*Stated task*:
Would you transcribe the listing that follows, character for character, and omit its images?

++++++++++

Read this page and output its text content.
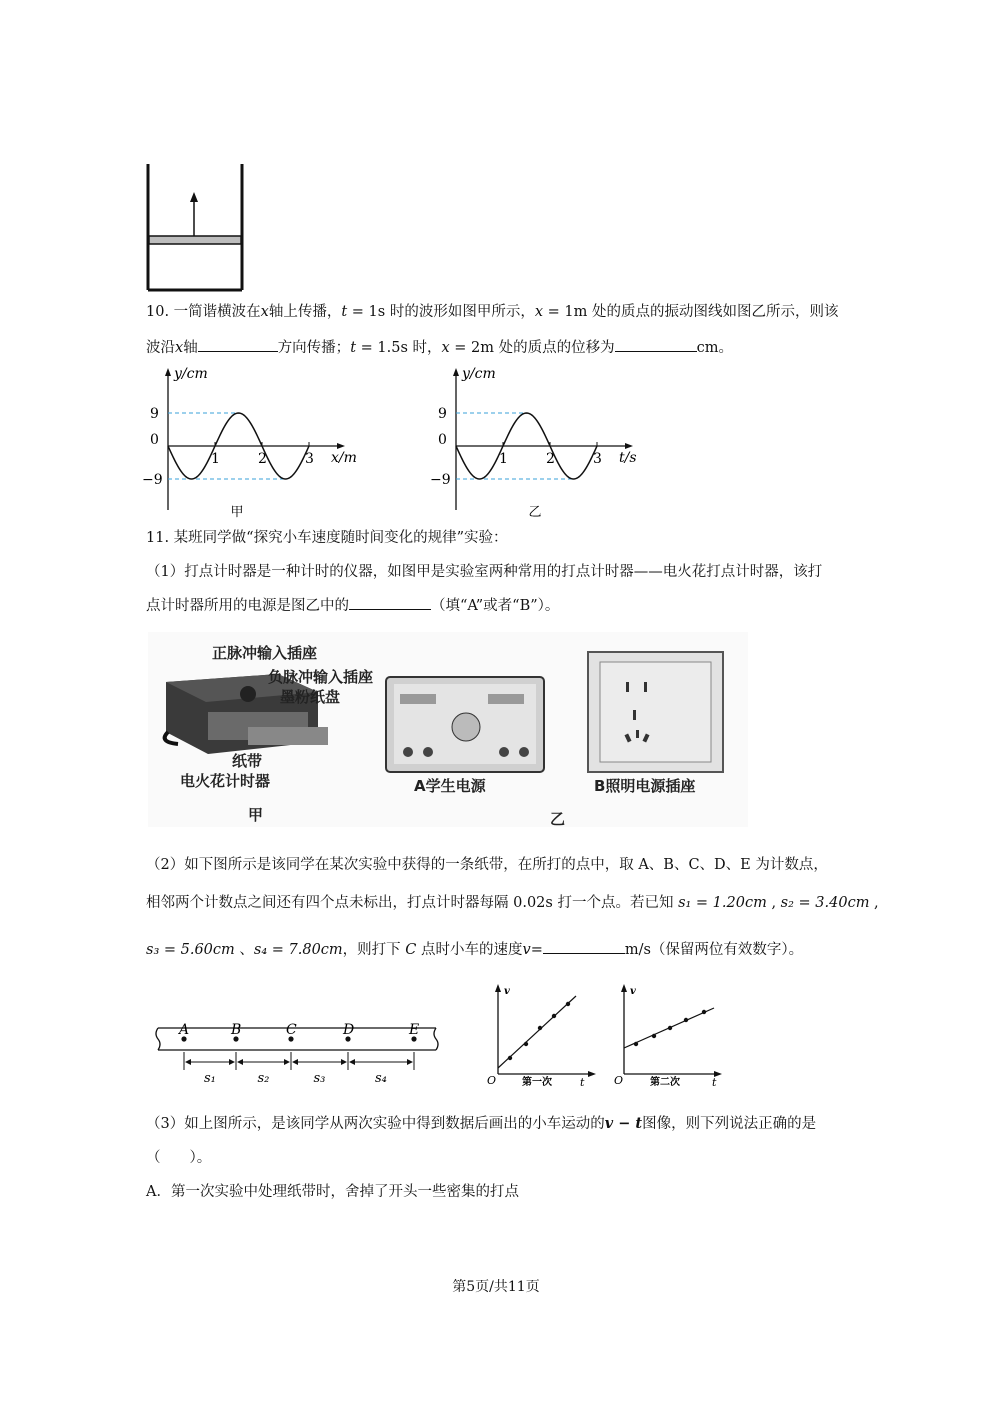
10. 一简谐横波在x轴上传播，t = 1s 时的波形如图甲所示，x = 1m 处的质点的振动图线如图乙所示，则该
波沿x轴	方向传播；t = 1.5s 时，x = 2m 处的质点的位移为	cm。
1	2	3
9
0
−9
y/cm
x/m
甲
1	2	3
9
0
−9
y/cm
t/s
乙
11. 某班同学做“探究小车速度随时间变化的规律”实验：
（1）打点计时器是一种计时的仪器，如图甲是实验室两种常用的打点计时器——电火花打点计时器，该打
点计时器所用的电源是图乙中的	（填“A”或者“B”）。
正脉冲输入插座
负脉冲输入插座
墨粉纸盘
纸带
电火花计时器	A学生电源	B照明电源插座
甲	乙
（2）如下图所示是该同学在某次实验中获得的一条纸带，在所打的点中，取 A、B、C、D、E 为计数点，
相邻两个计数点之间还有四个点未标出，打点计时器每隔 0.02s 打一个点。若已知 s₁ = 1.20cm , s₂ = 3.40cm ,
s₃ = 5.60cm 、s₄ = 7.80cm，则打下 C 点时小车的速度v=	m/s（保留两位有效数字）。
A	B	C	D	E
s₁	s₂	s₃	s₄
v
O	t
第一次
v
O	t
第二次
（3）如上图所示，是该同学从两次实验中得到数据后画出的小车运动的v − t图像，则下列说法正确的是
（　　）。
A．第一次实验中处理纸带时，舍掉了开头一些密集的打点
第5页/共11页
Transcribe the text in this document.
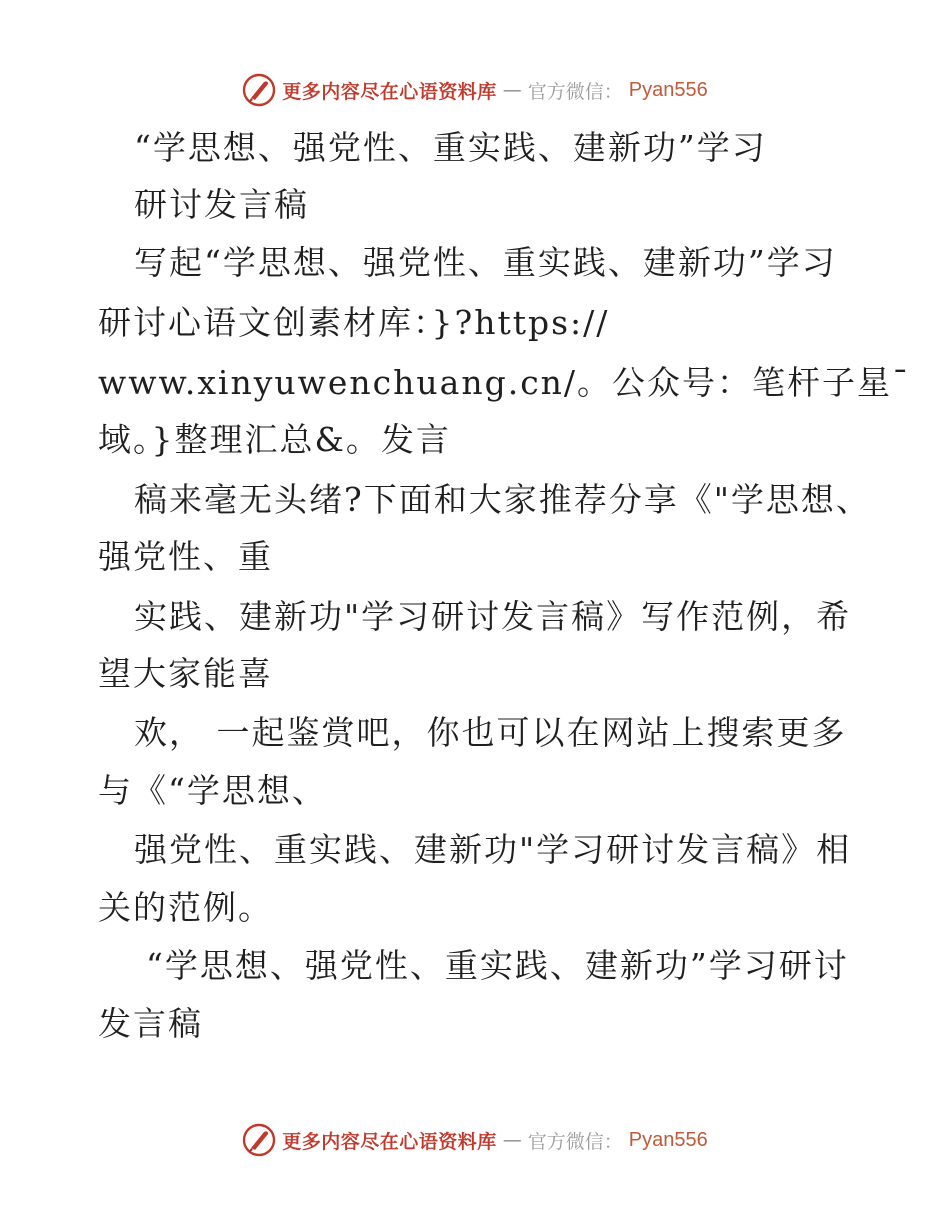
更多内容尽在心语资料库 — 官方微信： Pyan556
“学思想、强党性、重实践、建新功”学习
研讨发言稿
写起“学思想、强党性、重实践、建新功”学习
研讨心语文创素材库：}?https://
www.xinyuwenchuang.cn/。公众号：笔杆子星¯
域。}整理汇总&。发言
稿来毫无头绪?下面和大家推荐分享《"学思想、
强党性、重
实践、建新功"学习研讨发言稿》写作范例，希
望大家能喜
欢， 一起鉴赏吧，你也可以在网站上搜索更多
与《“学思想、
强党性、重实践、建新功"学习研讨发言稿》相
关的范例。
“学思想、强党性、重实践、建新功”学习研讨
发言稿
更多内容尽在心语资料库 — 官方微信： Pyan556
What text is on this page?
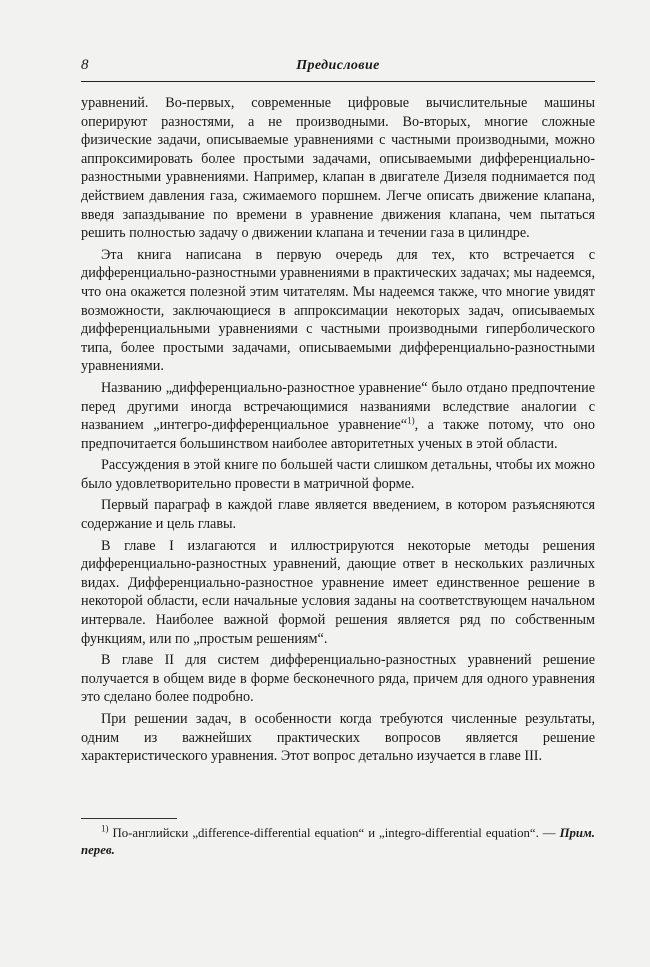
8	Предисловие

уравнений. Во-первых, современные цифровые вычислительные машины оперируют разностями, а не производными. Во-вторых, многие сложные физические задачи, описываемые уравнениями с частными производными, можно аппроксимировать более простыми задачами, описываемыми дифференциально-разностными уравнениями. Например, клапан в двигателе Дизеля поднимается под действием давления газа, сжимаемого поршнем. Легче описать движение клапана, введя запаздывание по времени в уравнение движения клапана, чем пытаться решить полностью задачу о движении клапана и течении газа в цилиндре.

Эта книга написана в первую очередь для тех, кто встречается с дифференциально-разностными уравнениями в практических задачах; мы надеемся, что она окажется полезной этим читателям. Мы надеемся также, что многие увидят возможности, заключающиеся в аппроксимации некоторых задач, описываемых дифференциальными уравнениями с частными производными гиперболического типа, более простыми задачами, описываемыми дифференциально-разностными уравнениями.

Названию „дифференциально-разностное уравнение“ было отдано предпочтение перед другими иногда встречающимися названиями вследствие аналогии с названием „интегро-дифференциальное уравнение“$^{1)}$, а также потому, что оно предпочитается большинством наиболее авторитетных ученых в этой области.

Рассуждения в этой книге по большей части слишком детальны, чтобы их можно было удовлетворительно провести в матричной форме.

Первый параграф в каждой главе является введением, в котором разъясняются содержание и цель главы.

В главе I излагаются и иллюстрируются некоторые методы решения дифференциально-разностных уравнений, дающие ответ в нескольких различных видах. Дифференциально-разностное уравнение имеет единственное решение в некоторой области, если начальные условия заданы на соответствующем начальном интервале. Наиболее важной формой решения является ряд по собственным функциям, или по „простым решениям“.

В главе II для систем дифференциально-разностных уравнений решение получается в общем виде в форме бесконечного ряда, причем для одного уравнения это сделано более подробно.

При решении задач, в особенности когда требуются численные результаты, одним из важнейших практических вопросов является решение характеристического уравнения. Этот вопрос детально изучается в главе III.

$^{1)}$ По-английски „difference-differential equation“ и „integro-differential equation“. — Прим. перев.
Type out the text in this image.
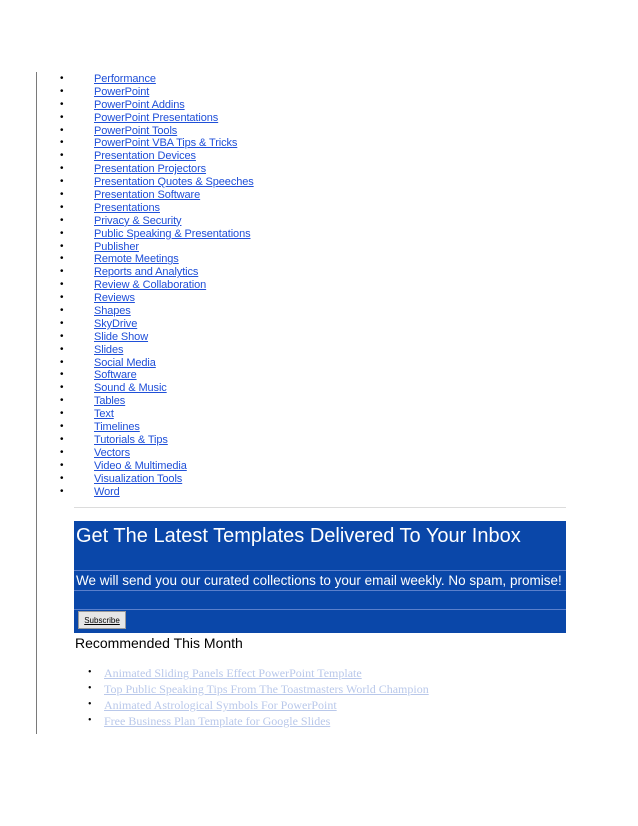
• Performance
• PowerPoint
• PowerPoint Addins
• PowerPoint Presentations
• PowerPoint Tools
• PowerPoint VBA Tips & Tricks
• Presentation Devices
• Presentation Projectors
• Presentation Quotes & Speeches
• Presentation Software
• Presentations
• Privacy & Security
• Public Speaking & Presentations
• Publisher
• Remote Meetings
• Reports and Analytics
• Review & Collaboration
• Reviews
• Shapes
• SkyDrive
• Slide Show
• Slides
• Social Media
• Software
• Sound & Music
• Tables
• Text
• Timelines
• Tutorials & Tips
• Vectors
• Video & Multimedia
• Visualization Tools
• Word
Get The Latest Templates Delivered To Your Inbox
We will send you our curated collections to your email weekly. No spam, promise!
Subscribe
Recommended This Month
• Animated Sliding Panels Effect PowerPoint Template
• Top Public Speaking Tips From The Toastmasters World Champion
• Animated Astrological Symbols For PowerPoint
• Free Business Plan Template for Google Slides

++++++++++

*Exercise solution*:
Read this page and output its text content.
10. 一简谐横波在x轴上传播，t = 1s 时的波形如图甲所示，x = 1m 处的质点的振动图线如图乙所示，则该
波沿x轴	方向传播；t = 1.5s 时，x = 2m 处的质点的位移为	cm。
1	2	3
9
0
−9
y/cm
x/m
甲
1	2	3
9
0
−9
y/cm
t/s
乙
11. 某班同学做“探究小车速度随时间变化的规律”实验：
（1）打点计时器是一种计时的仪器，如图甲是实验室两种常用的打点计时器——电火花打点计时器，该打
点计时器所用的电源是图乙中的	（填“A”或者“B”）。
正脉冲输入插座
负脉冲输入插座
墨粉纸盘
纸带
电火花计时器	A学生电源	B照明电源插座
甲	乙
（2）如下图所示是该同学在某次实验中获得的一条纸带，在所打的点中，取 A、B、C、D、E 为计数点，
相邻两个计数点之间还有四个点未标出，打点计时器每隔 0.02s 打一个点。若已知 s₁ = 1.20cm , s₂ = 3.40cm ,
s₃ = 5.60cm 、s₄ = 7.80cm，则打下 C 点时小车的速度v=	m/s（保留两位有效数字）。
A	B	C	D	E
s₁	s₂	s₃	s₄
v
O	t
第一次
v
O	t
第二次
（3）如上图所示，是该同学从两次实验中得到数据后画出的小车运动的v − t图像，则下列说法正确的是
（　　）。
A．第一次实验中处理纸带时，舍掉了开头一些密集的打点
第5页/共11页
Transcribe the text in this document.
更多内容尽在心语资料库 — 官方微信： Pyan556
“学思想、强党性、重实践、建新功”学习
研讨发言稿
写起“学思想、强党性、重实践、建新功”学习
研讨心语文创素材库：}?https://
www.xinyuwenchuang.cn/。公众号：笔杆子星¯
域。}整理汇总&。发言
稿来毫无头绪?下面和大家推荐分享《"学思想、
强党性、重
实践、建新功"学习研讨发言稿》写作范例，希
望大家能喜
欢， 一起鉴赏吧，你也可以在网站上搜索更多
与《“学思想、
强党性、重实践、建新功"学习研讨发言稿》相
关的范例。
“学思想、强党性、重实践、建新功”学习研讨
发言稿
更多内容尽在心语资料库 — 官方微信： Pyan556
What text is on this page?
8	Предисловие

уравнений. Во-первых, современные цифровые вычислительные машины оперируют разностями, а не производными. Во-вторых, многие сложные физические задачи, описываемые уравнениями с частными производными, можно аппроксимировать более простыми задачами, описываемыми дифференциально-разностными уравнениями. Например, клапан в двигателе Дизеля поднимается под действием давления газа, сжимаемого поршнем. Легче описать движение клапана, введя запаздывание по времени в уравнение движения клапана, чем пытаться решить полностью задачу о движении клапана и течении газа в цилиндре.

Эта книга написана в первую очередь для тех, кто встречается с дифференциально-разностными уравнениями в практических задачах; мы надеемся, что она окажется полезной этим читателям. Мы надеемся также, что многие увидят возможности, заключающиеся в аппроксимации некоторых задач, описываемых дифференциальными уравнениями с частными производными гиперболического типа, более простыми задачами, описываемыми дифференциально-разностными уравнениями.

Названию „дифференциально-разностное уравнение“ было отдано предпочтение перед другими иногда встречающимися названиями вследствие аналогии с названием „интегро-дифференциальное уравнение“$^{1)}$, а также потому, что оно предпочитается большинством наиболее авторитетных ученых в этой области.

Рассуждения в этой книге по большей части слишком детальны, чтобы их можно было удовлетворительно провести в матричной форме.

Первый параграф в каждой главе является введением, в котором разъясняются содержание и цель главы.

В главе I излагаются и иллюстрируются некоторые методы решения дифференциально-разностных уравнений, дающие ответ в нескольких различных видах. Дифференциально-разностное уравнение имеет единственное решение в некоторой области, если начальные условия заданы на соответствующем начальном интервале. Наиболее важной формой решения является ряд по собственным функциям, или по „простым решениям“.

В главе II для систем дифференциально-разностных уравнений решение получается в общем виде в форме бесконечного ряда, причем для одного уравнения это сделано более подробно.

При решении задач, в особенности когда требуются численные результаты, одним из важнейших практических вопросов является решение характеристического уравнения. Этот вопрос детально изучается в главе III.

$^{1)}$ По-английски „difference-differential equation“ и „integro-differential equation“. — Прим. перев.
Type out the text in this image.
• Performance
• PowerPoint
• PowerPoint Addins
• PowerPoint Presentations
• PowerPoint Tools
• PowerPoint VBA Tips & Tricks
• Presentation Devices
• Presentation Projectors
• Presentation Quotes & Speeches
• Presentation Software
• Presentations
• Privacy & Security
• Public Speaking & Presentations
• Publisher
• Remote Meetings
• Reports and Analytics
• Review & Collaboration
• Reviews
• Shapes
• SkyDrive
• Slide Show
• Slides
• Social Media
• Software
• Sound & Music
• Tables
• Text
• Timelines
• Tutorials & Tips
• Vectors
• Video & Multimedia
• Visualization Tools
• Word
Get The Latest Templates Delivered To Your Inbox
We will send you our curated collections to your email weekly. No spam, promise!
Subscribe
Recommended This Month
• Animated Sliding Panels Effect PowerPoint Template
• Top Public Speaking Tips From The Toastmasters World Champion
• Animated Astrological Symbols For PowerPoint
• Free Business Plan Template for Google Slides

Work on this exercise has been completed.